§ **Task to carry out**
Transcribe all of the data exactly. Omit the pictures.

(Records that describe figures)
-- start --

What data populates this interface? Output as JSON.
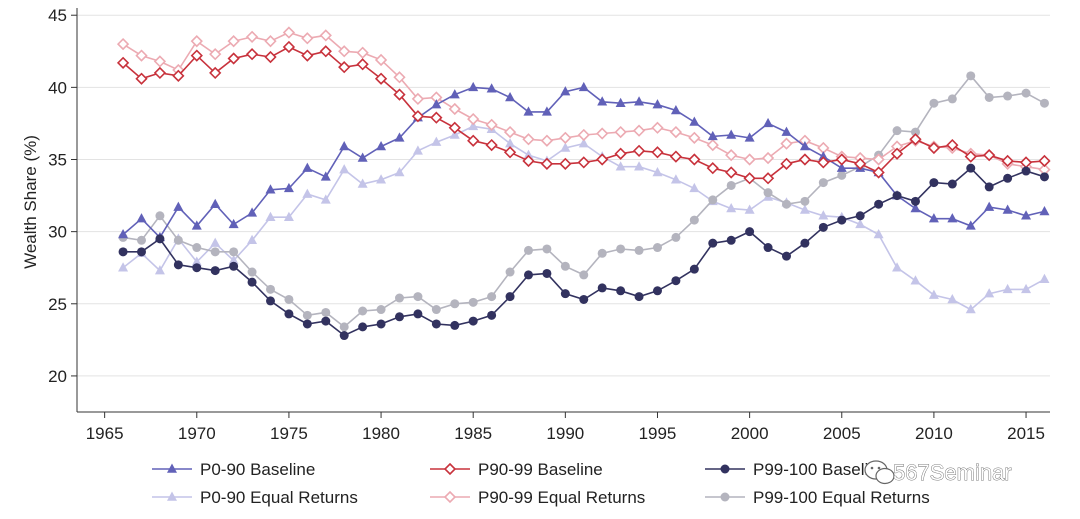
{
  "chart_data": {
    "type": "line",
    "title": "",
    "xlabel": "",
    "ylabel": "Wealth Share (%)",
    "xlim": [
      1963.5,
      2016.3
    ],
    "ylim": [
      17.5,
      45.5
    ],
    "xticks": [
      1965,
      1970,
      1975,
      1980,
      1985,
      1990,
      1995,
      2000,
      2005,
      2010,
      2015
    ],
    "yticks": [
      20,
      25,
      30,
      35,
      40,
      45
    ],
    "grid": true,
    "legend_position": "bottom",
    "x": [
      1966,
      1967,
      1968,
      1969,
      1970,
      1971,
      1972,
      1973,
      1974,
      1975,
      1976,
      1977,
      1978,
      1979,
      1980,
      1981,
      1982,
      1983,
      1984,
      1985,
      1986,
      1987,
      1988,
      1989,
      1990,
      1991,
      1992,
      1993,
      1994,
      1995,
      1996,
      1997,
      1998,
      1999,
      2000,
      2001,
      2002,
      2003,
      2004,
      2005,
      2006,
      2007,
      2008,
      2009,
      2010,
      2011,
      2012,
      2013,
      2014,
      2015,
      2016
    ],
    "series": [
      {
        "name": "P0-90 Baseline",
        "color": "#6161b8",
        "marker": "triangle",
        "values": [
          29.8,
          30.9,
          29.6,
          31.7,
          30.4,
          31.9,
          30.5,
          31.3,
          32.9,
          33.0,
          34.4,
          33.8,
          35.9,
          35.1,
          35.9,
          36.5,
          37.9,
          38.8,
          39.5,
          40.0,
          39.9,
          39.3,
          38.3,
          38.3,
          39.7,
          40.0,
          39.0,
          38.9,
          39.0,
          38.8,
          38.4,
          37.6,
          36.6,
          36.7,
          36.5,
          37.5,
          36.9,
          35.9,
          35.2,
          34.4,
          34.4,
          34.1,
          32.5,
          31.6,
          30.9,
          30.9,
          30.4,
          31.7,
          31.5,
          31.1,
          31.4
        ]
      },
      {
        "name": "P0-90 Equal Returns",
        "color": "#c4c4e8",
        "marker": "triangle",
        "values": [
          27.5,
          28.5,
          27.3,
          29.5,
          27.9,
          29.2,
          28.0,
          29.4,
          31.0,
          31.0,
          32.6,
          32.2,
          34.3,
          33.3,
          33.6,
          34.1,
          35.6,
          36.2,
          36.7,
          37.3,
          37.1,
          36.1,
          35.3,
          34.9,
          35.8,
          36.1,
          35.2,
          34.5,
          34.5,
          34.1,
          33.6,
          33.0,
          32.1,
          31.6,
          31.5,
          32.4,
          32.0,
          31.5,
          31.1,
          31.0,
          30.5,
          29.8,
          27.5,
          26.6,
          25.6,
          25.3,
          24.6,
          25.7,
          26.0,
          26.0,
          26.7
        ]
      },
      {
        "name": "P90-99 Baseline",
        "color": "#c8323c",
        "marker": "diamond",
        "values": [
          41.7,
          40.6,
          41.0,
          40.8,
          42.2,
          41.0,
          42.0,
          42.3,
          42.1,
          42.8,
          42.2,
          42.5,
          41.4,
          41.6,
          40.6,
          39.5,
          38.0,
          37.9,
          37.2,
          36.3,
          36.0,
          35.5,
          34.9,
          34.7,
          34.7,
          34.8,
          35.0,
          35.4,
          35.6,
          35.5,
          35.2,
          35.0,
          34.4,
          34.1,
          33.7,
          33.7,
          34.7,
          35.0,
          34.8,
          35.0,
          34.7,
          34.1,
          35.4,
          36.4,
          35.8,
          36.0,
          35.2,
          35.3,
          34.9,
          34.8,
          34.9
        ]
      },
      {
        "name": "P90-99 Equal Returns",
        "color": "#ecaab2",
        "marker": "diamond",
        "values": [
          43.0,
          42.2,
          41.8,
          41.2,
          43.2,
          42.3,
          43.2,
          43.5,
          43.2,
          43.8,
          43.4,
          43.6,
          42.5,
          42.4,
          41.9,
          40.7,
          39.2,
          39.3,
          38.5,
          37.8,
          37.4,
          36.9,
          36.4,
          36.3,
          36.5,
          36.7,
          36.8,
          36.9,
          37.0,
          37.2,
          36.9,
          36.5,
          36.0,
          35.3,
          35.0,
          35.1,
          36.1,
          36.3,
          35.8,
          35.2,
          35.1,
          35.0,
          35.9,
          36.3,
          35.9,
          35.8,
          35.4,
          35.3,
          34.7,
          34.5,
          34.3
        ]
      },
      {
        "name": "P99-100 Baseline",
        "color": "#32325f",
        "marker": "circle",
        "values": [
          28.6,
          28.6,
          29.5,
          27.7,
          27.5,
          27.3,
          27.6,
          26.5,
          25.2,
          24.3,
          23.6,
          23.8,
          22.8,
          23.4,
          23.6,
          24.1,
          24.3,
          23.6,
          23.5,
          23.8,
          24.2,
          25.5,
          27.0,
          27.1,
          25.7,
          25.3,
          26.1,
          25.9,
          25.5,
          25.9,
          26.6,
          27.4,
          29.2,
          29.4,
          30.0,
          28.9,
          28.3,
          29.2,
          30.3,
          30.8,
          31.1,
          31.9,
          32.5,
          32.1,
          33.4,
          33.3,
          34.4,
          33.1,
          33.7,
          34.2,
          33.8
        ]
      },
      {
        "name": "P99-100 Equal Returns",
        "color": "#b4b4be",
        "marker": "circle",
        "values": [
          29.6,
          29.4,
          31.1,
          29.4,
          28.9,
          28.6,
          28.6,
          27.2,
          26.0,
          25.3,
          24.2,
          24.4,
          23.4,
          24.5,
          24.6,
          25.4,
          25.5,
          24.6,
          25.0,
          25.1,
          25.5,
          27.2,
          28.7,
          28.8,
          27.6,
          27.0,
          28.5,
          28.8,
          28.7,
          28.9,
          29.6,
          30.8,
          32.2,
          33.2,
          33.7,
          32.7,
          31.9,
          32.1,
          33.4,
          33.9,
          34.5,
          35.3,
          37.0,
          36.9,
          38.9,
          39.2,
          40.8,
          39.3,
          39.4,
          39.6,
          38.9
        ]
      }
    ]
  },
  "watermark": {
    "text": "567Seminar"
  }
}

-- end --

§ **In response**
What data populates this interface? Output as JSON.
{
  "chart_data": {
    "type": "line",
    "title": "",
    "xlabel": "",
    "ylabel": "Wealth Share (%)",
    "xlim": [
      1963.5,
      2016.3
    ],
    "ylim": [
      17.5,
      45.5
    ],
    "xticks": [
      1965,
      1970,
      1975,
      1980,
      1985,
      1990,
      1995,
      2000,
      2005,
      2010,
      2015
    ],
    "yticks": [
      20,
      25,
      30,
      35,
      40,
      45
    ],
    "grid": true,
    "legend_position": "bottom",
    "x": [
      1966,
      1967,
      1968,
      1969,
      1970,
      1971,
      1972,
      1973,
      1974,
      1975,
      1976,
      1977,
      1978,
      1979,
      1980,
      1981,
      1982,
      1983,
      1984,
      1985,
      1986,
      1987,
      1988,
      1989,
      1990,
      1991,
      1992,
      1993,
      1994,
      1995,
      1996,
      1997,
      1998,
      1999,
      2000,
      2001,
      2002,
      2003,
      2004,
      2005,
      2006,
      2007,
      2008,
      2009,
      2010,
      2011,
      2012,
      2013,
      2014,
      2015,
      2016
    ],
    "series": [
      {
        "name": "P0-90 Baseline",
        "color": "#6161b8",
        "marker": "triangle",
        "values": [
          29.8,
          30.9,
          29.6,
          31.7,
          30.4,
          31.9,
          30.5,
          31.3,
          32.9,
          33.0,
          34.4,
          33.8,
          35.9,
          35.1,
          35.9,
          36.5,
          37.9,
          38.8,
          39.5,
          40.0,
          39.9,
          39.3,
          38.3,
          38.3,
          39.7,
          40.0,
          39.0,
          38.9,
          39.0,
          38.8,
          38.4,
          37.6,
          36.6,
          36.7,
          36.5,
          37.5,
          36.9,
          35.9,
          35.2,
          34.4,
          34.4,
          34.1,
          32.5,
          31.6,
          30.9,
          30.9,
          30.4,
          31.7,
          31.5,
          31.1,
          31.4
        ]
      },
      {
        "name": "P0-90 Equal Returns",
        "color": "#c4c4e8",
        "marker": "triangle",
        "values": [
          27.5,
          28.5,
          27.3,
          29.5,
          27.9,
          29.2,
          28.0,
          29.4,
          31.0,
          31.0,
          32.6,
          32.2,
          34.3,
          33.3,
          33.6,
          34.1,
          35.6,
          36.2,
          36.7,
          37.3,
          37.1,
          36.1,
          35.3,
          34.9,
          35.8,
          36.1,
          35.2,
          34.5,
          34.5,
          34.1,
          33.6,
          33.0,
          32.1,
          31.6,
          31.5,
          32.4,
          32.0,
          31.5,
          31.1,
          31.0,
          30.5,
          29.8,
          27.5,
          26.6,
          25.6,
          25.3,
          24.6,
          25.7,
          26.0,
          26.0,
          26.7
        ]
      },
      {
        "name": "P90-99 Baseline",
        "color": "#c8323c",
        "marker": "diamond",
        "values": [
          41.7,
          40.6,
          41.0,
          40.8,
          42.2,
          41.0,
          42.0,
          42.3,
          42.1,
          42.8,
          42.2,
          42.5,
          41.4,
          41.6,
          40.6,
          39.5,
          38.0,
          37.9,
          37.2,
          36.3,
          36.0,
          35.5,
          34.9,
          34.7,
          34.7,
          34.8,
          35.0,
          35.4,
          35.6,
          35.5,
          35.2,
          35.0,
          34.4,
          34.1,
          33.7,
          33.7,
          34.7,
          35.0,
          34.8,
          35.0,
          34.7,
          34.1,
          35.4,
          36.4,
          35.8,
          36.0,
          35.2,
          35.3,
          34.9,
          34.8,
          34.9
        ]
      },
      {
        "name": "P90-99 Equal Returns",
        "color": "#ecaab2",
        "marker": "diamond",
        "values": [
          43.0,
          42.2,
          41.8,
          41.2,
          43.2,
          42.3,
          43.2,
          43.5,
          43.2,
          43.8,
          43.4,
          43.6,
          42.5,
          42.4,
          41.9,
          40.7,
          39.2,
          39.3,
          38.5,
          37.8,
          37.4,
          36.9,
          36.4,
          36.3,
          36.5,
          36.7,
          36.8,
          36.9,
          37.0,
          37.2,
          36.9,
          36.5,
          36.0,
          35.3,
          35.0,
          35.1,
          36.1,
          36.3,
          35.8,
          35.2,
          35.1,
          35.0,
          35.9,
          36.3,
          35.9,
          35.8,
          35.4,
          35.3,
          34.7,
          34.5,
          34.3
        ]
      },
      {
        "name": "P99-100 Baseline",
        "color": "#32325f",
        "marker": "circle",
        "values": [
          28.6,
          28.6,
          29.5,
          27.7,
          27.5,
          27.3,
          27.6,
          26.5,
          25.2,
          24.3,
          23.6,
          23.8,
          22.8,
          23.4,
          23.6,
          24.1,
          24.3,
          23.6,
          23.5,
          23.8,
          24.2,
          25.5,
          27.0,
          27.1,
          25.7,
          25.3,
          26.1,
          25.9,
          25.5,
          25.9,
          26.6,
          27.4,
          29.2,
          29.4,
          30.0,
          28.9,
          28.3,
          29.2,
          30.3,
          30.8,
          31.1,
          31.9,
          32.5,
          32.1,
          33.4,
          33.3,
          34.4,
          33.1,
          33.7,
          34.2,
          33.8
        ]
      },
      {
        "name": "P99-100 Equal Returns",
        "color": "#b4b4be",
        "marker": "circle",
        "values": [
          29.6,
          29.4,
          31.1,
          29.4,
          28.9,
          28.6,
          28.6,
          27.2,
          26.0,
          25.3,
          24.2,
          24.4,
          23.4,
          24.5,
          24.6,
          25.4,
          25.5,
          24.6,
          25.0,
          25.1,
          25.5,
          27.2,
          28.7,
          28.8,
          27.6,
          27.0,
          28.5,
          28.8,
          28.7,
          28.9,
          29.6,
          30.8,
          32.2,
          33.2,
          33.7,
          32.7,
          31.9,
          32.1,
          33.4,
          33.9,
          34.5,
          35.3,
          37.0,
          36.9,
          38.9,
          39.2,
          40.8,
          39.3,
          39.4,
          39.6,
          38.9
        ]
      }
    ]
  },
  "watermark": {
    "text": "567Seminar"
  }
}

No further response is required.